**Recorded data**
* * * * *

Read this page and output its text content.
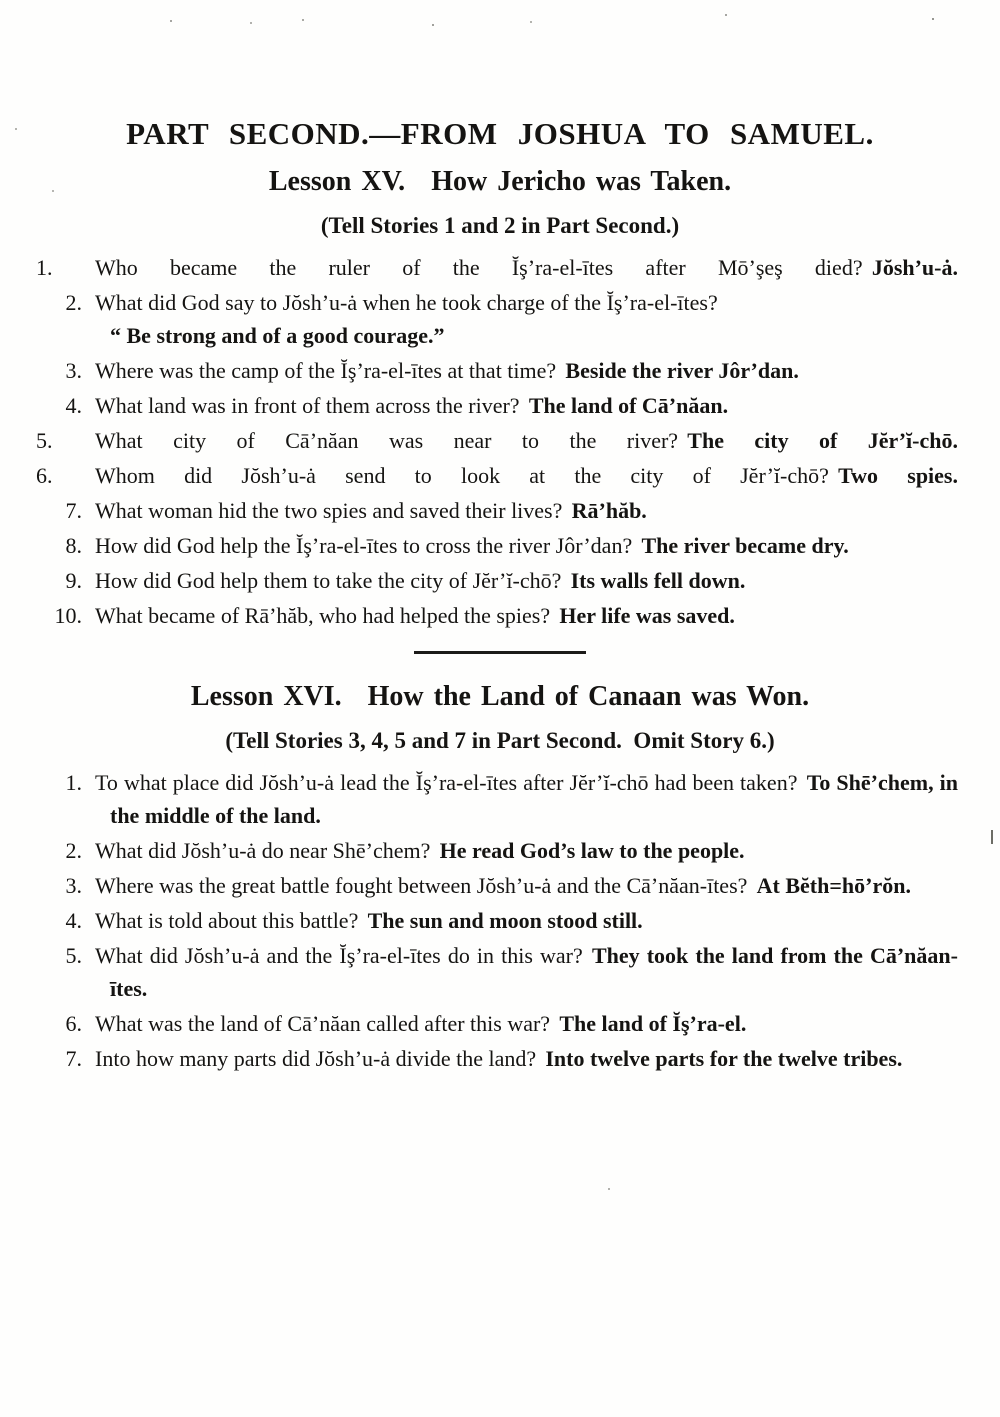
PART SECOND.—FROM JOSHUA TO SAMUEL.
Lesson XV. How Jericho was Taken.

(Tell Stories 1 and 2 in Part Second.)

1.	Who became the ruler of the Ĭş’ra-el-ītes after Mō’şeş died? Jŏsh’u-ȧ.
2. What did God say to Jŏsh’u-ȧ when he took charge of the Ĭş’ra-el-ītes?
“ Be strong and of a good courage.”
3. Where was the camp of the Ĭş’ra-el-ītes at that time? Beside the river Jôr’dan.
4. What land was in front of them across the river? The land of Cā’năan.
5.	What city of Cā’năan was near to the river? The city of Jĕr’ĭ-chō.
6.	Whom did Jŏsh’u-ȧ send to look at the city of Jĕr’ĭ-chō? Two spies.
7. What woman hid the two spies and saved their lives? Rā’hăb.
8. How did God help the Ĭş’ra-el-ītes to cross the river Jôr’dan? The river became dry.
9. How did God help them to take the city of Jĕr’ĭ-chō? Its walls fell down.
10. What became of Rā’hăb, who had helped the spies? Her life was saved.
Lesson XVI. How the Land of Canaan was Won.

(Tell Stories 3, 4, 5 and 7 in Part Second.  Omit Story 6.)

1. To what place did Jŏsh’u-ȧ lead the Ĭş’ra-el-ītes after Jĕr’ĭ-chō had been taken? To Shē’chem, in the middle of the land.
2. What did Jŏsh’u-ȧ do near Shē’chem? He read God’s law to the people.
3. Where was the great battle fought between Jŏsh’u-ȧ and the Cā’năan-ītes? At Bĕth=hō’rŏn.
4. What is told about this battle? The sun and moon stood still.
5. What did Jŏsh’u-ȧ and the Ĭş’ra-el-ītes do in this war? They took the land from the Cā’năan-ītes.
6. What was the land of Cā’năan called after this war? The land of Ĭş’ra-el.
7. Into how many parts did Jŏsh’u-ȧ divide the land? Into twelve parts for the twelve tribes.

* * * * *

**Given instruction**
Lines holding the word "saved" in the entries above are the ones to pull out. Copy them all.

**Result for this task**
7. What woman hid the two spies and saved their lives? Rā’hăb.
10. What became of Rā’hăb, who had helped the spies? Her life was saved.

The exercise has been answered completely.